Extracted material:

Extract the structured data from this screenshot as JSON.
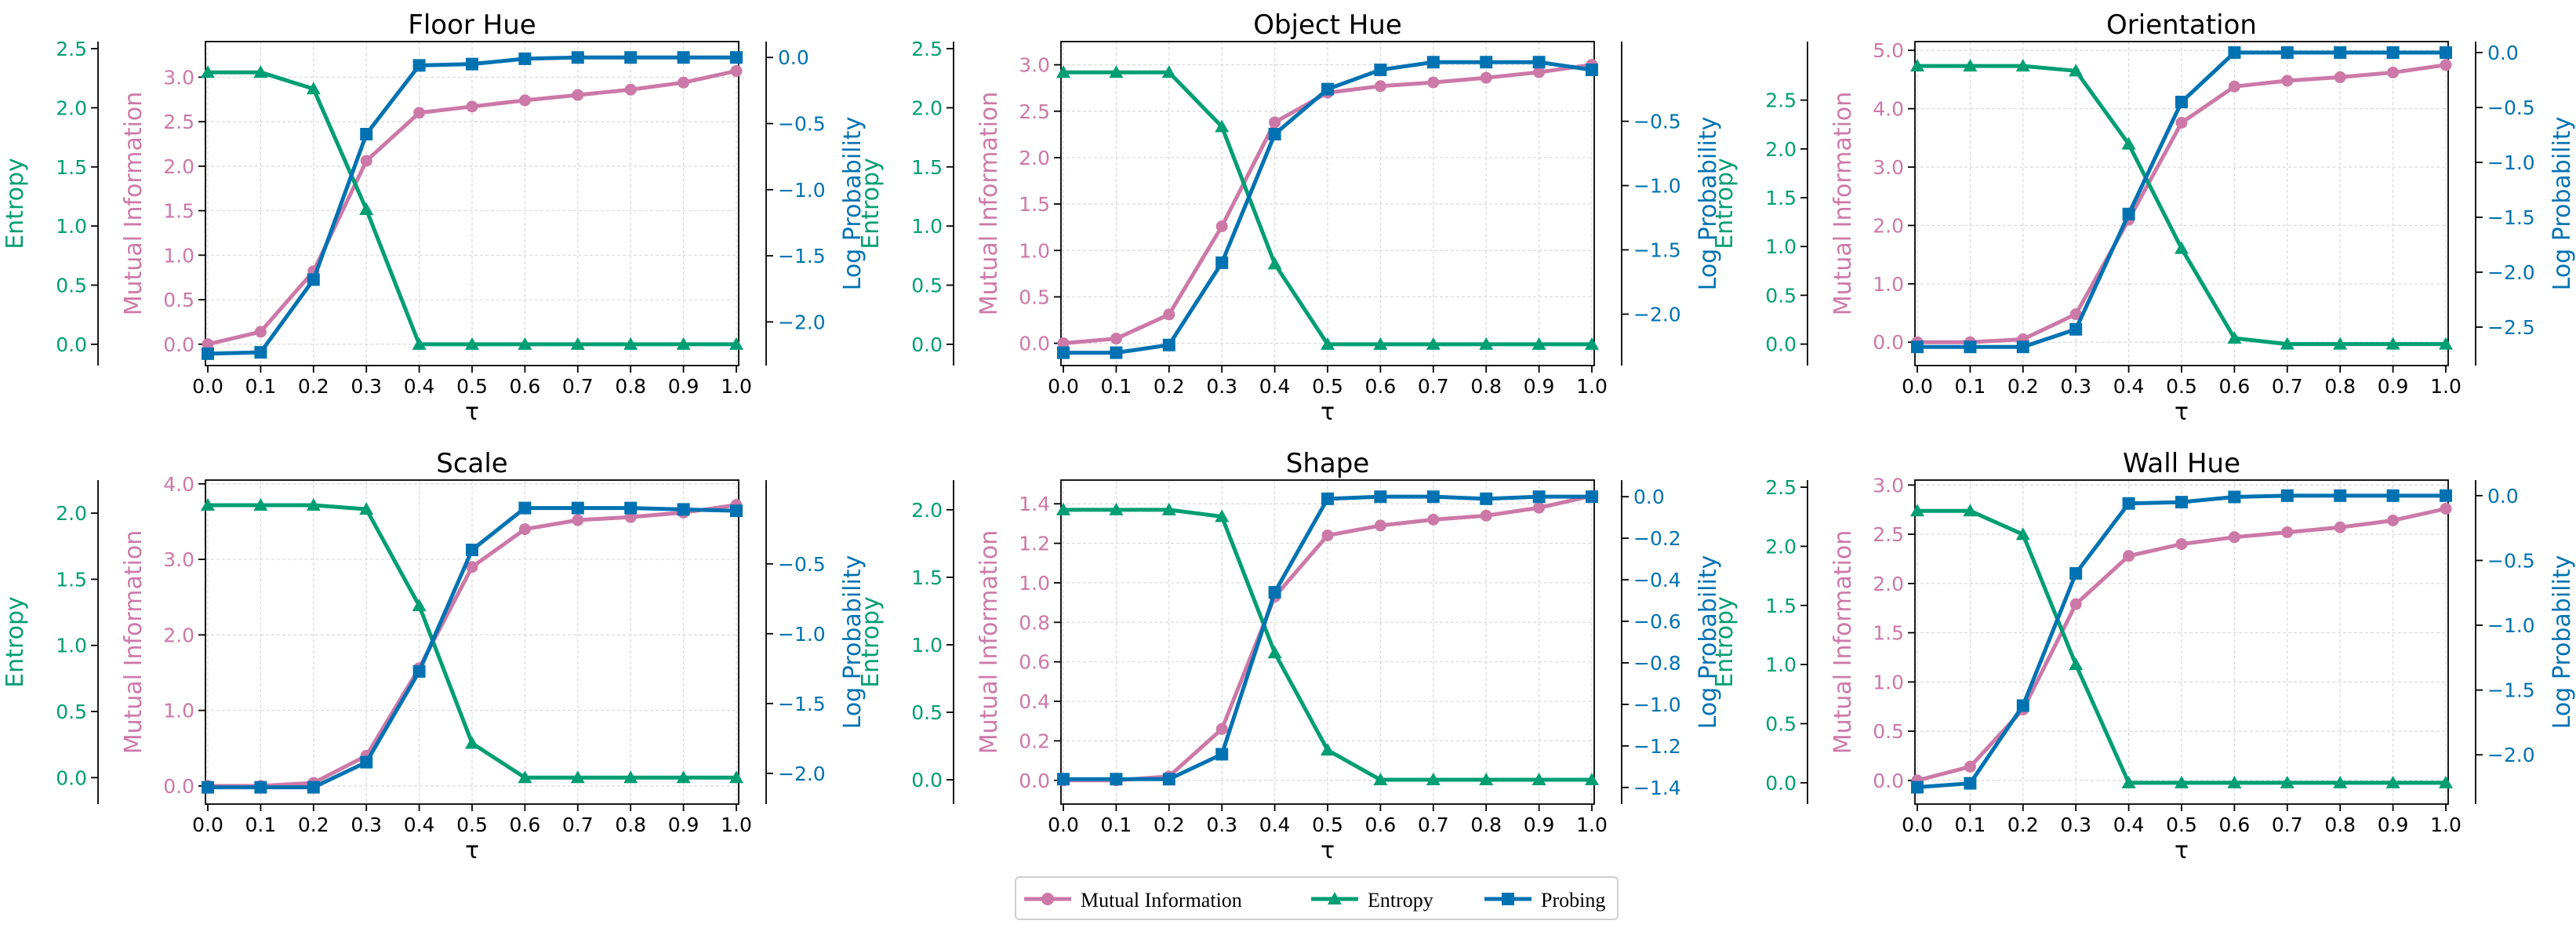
{
  "colors": {
    "mi": "#CC79A7",
    "entropy": "#009E73",
    "probing": "#0072B2",
    "grid": "#d9d9d9",
    "axis": "#000000"
  },
  "legend": [
    {
      "label": "Mutual Information",
      "marker": "circle",
      "color": "#CC79A7"
    },
    {
      "label": "Entropy",
      "marker": "triangle",
      "color": "#009E73"
    },
    {
      "label": "Probing",
      "marker": "square",
      "color": "#0072B2"
    }
  ],
  "chart_data": [
    {
      "type": "line",
      "title": "Floor Hue",
      "xlabel": "τ",
      "x": [
        0.0,
        0.1,
        0.2,
        0.3,
        0.4,
        0.5,
        0.6,
        0.7,
        0.8,
        0.9,
        1.0
      ],
      "x_ticks": [
        "0.0",
        "0.1",
        "0.2",
        "0.3",
        "0.4",
        "0.5",
        "0.6",
        "0.7",
        "0.8",
        "0.9",
        "1.0"
      ],
      "mi": {
        "ylabel": "Mutual Information",
        "ylim": [
          -0.24,
          3.4
        ],
        "ticks": [
          0.0,
          0.5,
          1.0,
          1.5,
          2.0,
          2.5,
          3.0
        ],
        "tick_labels": [
          "0.0",
          "0.5",
          "1.0",
          "1.5",
          "2.0",
          "2.5",
          "3.0"
        ],
        "values": [
          0.0,
          0.14,
          0.82,
          2.06,
          2.6,
          2.67,
          2.74,
          2.8,
          2.86,
          2.94,
          3.07
        ]
      },
      "entropy": {
        "ylabel": "Entropy",
        "ylim": [
          -0.18,
          2.56
        ],
        "ticks": [
          0.0,
          0.5,
          1.0,
          1.5,
          2.0,
          2.5
        ],
        "tick_labels": [
          "0.0",
          "0.5",
          "1.0",
          "1.5",
          "2.0",
          "2.5"
        ],
        "values": [
          2.3,
          2.3,
          2.16,
          1.14,
          0.0,
          0.0,
          0.0,
          0.0,
          0.0,
          0.0,
          0.0
        ]
      },
      "probing": {
        "ylabel": "Log Probability",
        "ylim": [
          -2.33,
          0.12
        ],
        "ticks": [
          0.0,
          -0.5,
          -1.0,
          -1.5,
          -2.0
        ],
        "tick_labels": [
          "0.0",
          "−0.5",
          "−1.0",
          "−1.5",
          "−2.0"
        ],
        "values": [
          -2.24,
          -2.23,
          -1.68,
          -0.58,
          -0.06,
          -0.05,
          -0.01,
          0.0,
          0.0,
          0.0,
          0.0
        ]
      }
    },
    {
      "type": "line",
      "title": "Object Hue",
      "xlabel": "τ",
      "x": [
        0.0,
        0.1,
        0.2,
        0.3,
        0.4,
        0.5,
        0.6,
        0.7,
        0.8,
        0.9,
        1.0
      ],
      "x_ticks": [
        "0.0",
        "0.1",
        "0.2",
        "0.3",
        "0.4",
        "0.5",
        "0.6",
        "0.7",
        "0.8",
        "0.9",
        "1.0"
      ],
      "mi": {
        "ylabel": "Mutual Information",
        "ylim": [
          -0.24,
          3.25
        ],
        "ticks": [
          0.0,
          0.5,
          1.0,
          1.5,
          2.0,
          2.5,
          3.0
        ],
        "tick_labels": [
          "0.0",
          "0.5",
          "1.0",
          "1.5",
          "2.0",
          "2.5",
          "3.0"
        ],
        "values": [
          0.0,
          0.05,
          0.31,
          1.26,
          2.38,
          2.7,
          2.77,
          2.81,
          2.86,
          2.92,
          3.0
        ]
      },
      "entropy": {
        "ylabel": "Entropy",
        "ylim": [
          -0.18,
          2.56
        ],
        "ticks": [
          0.0,
          0.5,
          1.0,
          1.5,
          2.0,
          2.5
        ],
        "tick_labels": [
          "0.0",
          "0.5",
          "1.0",
          "1.5",
          "2.0",
          "2.5"
        ],
        "values": [
          2.3,
          2.3,
          2.3,
          1.84,
          0.68,
          0.0,
          0.0,
          0.0,
          0.0,
          0.0,
          0.0
        ]
      },
      "probing": {
        "ylabel": "Log Probability",
        "ylim": [
          -2.4,
          0.12
        ],
        "ticks": [
          -0.5,
          -1.0,
          -1.5,
          -2.0
        ],
        "tick_labels": [
          "−0.5",
          "−1.0",
          "−1.5",
          "−2.0"
        ],
        "values": [
          -2.3,
          -2.3,
          -2.24,
          -1.6,
          -0.6,
          -0.25,
          -0.1,
          -0.04,
          -0.04,
          -0.04,
          -0.1
        ]
      }
    },
    {
      "type": "line",
      "title": "Orientation",
      "xlabel": "τ",
      "x": [
        0.0,
        0.1,
        0.2,
        0.3,
        0.4,
        0.5,
        0.6,
        0.7,
        0.8,
        0.9,
        1.0
      ],
      "x_ticks": [
        "0.0",
        "0.1",
        "0.2",
        "0.3",
        "0.4",
        "0.5",
        "0.6",
        "0.7",
        "0.8",
        "0.9",
        "1.0"
      ],
      "mi": {
        "ylabel": "Mutual Information",
        "ylim": [
          -0.4,
          5.15
        ],
        "ticks": [
          0.0,
          1.0,
          2.0,
          3.0,
          4.0,
          5.0
        ],
        "tick_labels": [
          "0.0",
          "1.0",
          "2.0",
          "3.0",
          "4.0",
          "5.0"
        ],
        "values": [
          0.0,
          0.0,
          0.05,
          0.48,
          2.1,
          3.76,
          4.38,
          4.48,
          4.54,
          4.62,
          4.75
        ]
      },
      "entropy": {
        "ylabel": "Entropy",
        "ylim": [
          -0.22,
          3.1
        ],
        "ticks": [
          0.0,
          0.5,
          1.0,
          1.5,
          2.0,
          2.5
        ],
        "tick_labels": [
          "0.0",
          "0.5",
          "1.0",
          "1.5",
          "2.0",
          "2.5"
        ],
        "values": [
          2.85,
          2.85,
          2.85,
          2.8,
          2.05,
          0.98,
          0.06,
          0.0,
          0.0,
          0.0,
          0.0
        ]
      },
      "probing": {
        "ylabel": "Log Probability",
        "ylim": [
          -2.85,
          0.1
        ],
        "ticks": [
          0.0,
          -0.5,
          -1.0,
          -1.5,
          -2.0,
          -2.5
        ],
        "tick_labels": [
          "0.0",
          "−0.5",
          "−1.0",
          "−1.5",
          "−2.0",
          "−2.5"
        ],
        "values": [
          -2.68,
          -2.68,
          -2.68,
          -2.52,
          -1.47,
          -0.45,
          0.0,
          0.0,
          0.0,
          0.0,
          0.0
        ]
      }
    },
    {
      "type": "line",
      "title": "Scale",
      "xlabel": "τ",
      "x": [
        0.0,
        0.1,
        0.2,
        0.3,
        0.4,
        0.5,
        0.6,
        0.7,
        0.8,
        0.9,
        1.0
      ],
      "x_ticks": [
        "0.0",
        "0.1",
        "0.2",
        "0.3",
        "0.4",
        "0.5",
        "0.6",
        "0.7",
        "0.8",
        "0.9",
        "1.0"
      ],
      "mi": {
        "ylabel": "Mutual Information",
        "ylim": [
          -0.24,
          4.05
        ],
        "ticks": [
          0.0,
          1.0,
          2.0,
          3.0,
          4.0
        ],
        "tick_labels": [
          "0.0",
          "1.0",
          "2.0",
          "3.0",
          "4.0"
        ],
        "values": [
          0.0,
          0.0,
          0.04,
          0.4,
          1.56,
          2.9,
          3.4,
          3.52,
          3.56,
          3.62,
          3.72
        ]
      },
      "entropy": {
        "ylabel": "Entropy",
        "ylim": [
          -0.2,
          2.25
        ],
        "ticks": [
          0.0,
          0.5,
          1.0,
          1.5,
          2.0
        ],
        "tick_labels": [
          "0.0",
          "0.5",
          "1.0",
          "1.5",
          "2.0"
        ],
        "values": [
          2.06,
          2.06,
          2.06,
          2.03,
          1.3,
          0.26,
          0.0,
          0.0,
          0.0,
          0.0,
          0.0
        ]
      },
      "probing": {
        "ylabel": "Log Probability",
        "ylim": [
          -2.22,
          0.1
        ],
        "ticks": [
          -0.5,
          -1.0,
          -1.5,
          -2.0
        ],
        "tick_labels": [
          "−0.5",
          "−1.0",
          "−1.5",
          "−2.0"
        ],
        "values": [
          -2.1,
          -2.1,
          -2.1,
          -1.92,
          -1.27,
          -0.4,
          -0.1,
          -0.1,
          -0.1,
          -0.11,
          -0.12
        ]
      }
    },
    {
      "type": "line",
      "title": "Shape",
      "xlabel": "τ",
      "x": [
        0.0,
        0.1,
        0.2,
        0.3,
        0.4,
        0.5,
        0.6,
        0.7,
        0.8,
        0.9,
        1.0
      ],
      "x_ticks": [
        "0.0",
        "0.1",
        "0.2",
        "0.3",
        "0.4",
        "0.5",
        "0.6",
        "0.7",
        "0.8",
        "0.9",
        "1.0"
      ],
      "mi": {
        "ylabel": "Mutual Information",
        "ylim": [
          -0.12,
          1.52
        ],
        "ticks": [
          0.0,
          0.2,
          0.4,
          0.6,
          0.8,
          1.0,
          1.2,
          1.4
        ],
        "tick_labels": [
          "0.0",
          "0.2",
          "0.4",
          "0.6",
          "0.8",
          "1.0",
          "1.2",
          "1.4"
        ],
        "values": [
          0.0,
          0.0,
          0.02,
          0.26,
          0.93,
          1.24,
          1.29,
          1.32,
          1.34,
          1.38,
          1.44
        ]
      },
      "entropy": {
        "ylabel": "Entropy",
        "ylim": [
          -0.18,
          2.22
        ],
        "ticks": [
          0.0,
          0.5,
          1.0,
          1.5,
          2.0
        ],
        "tick_labels": [
          "0.0",
          "0.5",
          "1.0",
          "1.5",
          "2.0"
        ],
        "values": [
          2.0,
          2.0,
          2.0,
          1.95,
          0.94,
          0.22,
          0.0,
          0.0,
          0.0,
          0.0,
          0.0
        ]
      },
      "probing": {
        "ylabel": "Log Probability",
        "ylim": [
          -1.48,
          0.08
        ],
        "ticks": [
          0.0,
          -0.2,
          -0.4,
          -0.6,
          -0.8,
          -1.0,
          -1.2,
          -1.4
        ],
        "tick_labels": [
          "0.0",
          "−0.2",
          "−0.4",
          "−0.6",
          "−0.8",
          "−1.0",
          "−1.2",
          "−1.4"
        ],
        "values": [
          -1.36,
          -1.36,
          -1.36,
          -1.24,
          -0.46,
          -0.01,
          0.0,
          0.0,
          -0.01,
          0.0,
          0.0
        ]
      }
    },
    {
      "type": "line",
      "title": "Wall Hue",
      "xlabel": "τ",
      "x": [
        0.0,
        0.1,
        0.2,
        0.3,
        0.4,
        0.5,
        0.6,
        0.7,
        0.8,
        0.9,
        1.0
      ],
      "x_ticks": [
        "0.0",
        "0.1",
        "0.2",
        "0.3",
        "0.4",
        "0.5",
        "0.6",
        "0.7",
        "0.8",
        "0.9",
        "1.0"
      ],
      "mi": {
        "ylabel": "Mutual Information",
        "ylim": [
          -0.24,
          3.05
        ],
        "ticks": [
          0.0,
          0.5,
          1.0,
          1.5,
          2.0,
          2.5,
          3.0
        ],
        "tick_labels": [
          "0.0",
          "0.5",
          "1.0",
          "1.5",
          "2.0",
          "2.5",
          "3.0"
        ],
        "values": [
          0.0,
          0.14,
          0.72,
          1.79,
          2.28,
          2.4,
          2.47,
          2.52,
          2.57,
          2.64,
          2.76
        ]
      },
      "entropy": {
        "ylabel": "Entropy",
        "ylim": [
          -0.18,
          2.56
        ],
        "ticks": [
          0.0,
          0.5,
          1.0,
          1.5,
          2.0,
          2.5
        ],
        "tick_labels": [
          "0.0",
          "0.5",
          "1.0",
          "1.5",
          "2.0",
          "2.5"
        ],
        "values": [
          2.3,
          2.3,
          2.1,
          1.0,
          0.0,
          0.0,
          0.0,
          0.0,
          0.0,
          0.0,
          0.0
        ]
      },
      "probing": {
        "ylabel": "Log Probability",
        "ylim": [
          -2.38,
          0.12
        ],
        "ticks": [
          0.0,
          -0.5,
          -1.0,
          -1.5,
          -2.0
        ],
        "tick_labels": [
          "0.0",
          "−0.5",
          "−1.0",
          "−1.5",
          "−2.0"
        ],
        "values": [
          -2.25,
          -2.22,
          -1.62,
          -0.6,
          -0.06,
          -0.05,
          -0.01,
          0.0,
          0.0,
          0.0,
          0.0
        ]
      }
    }
  ]
}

Directive:
Each line containing the word "title" counts once; report the total alone.

The answer:
6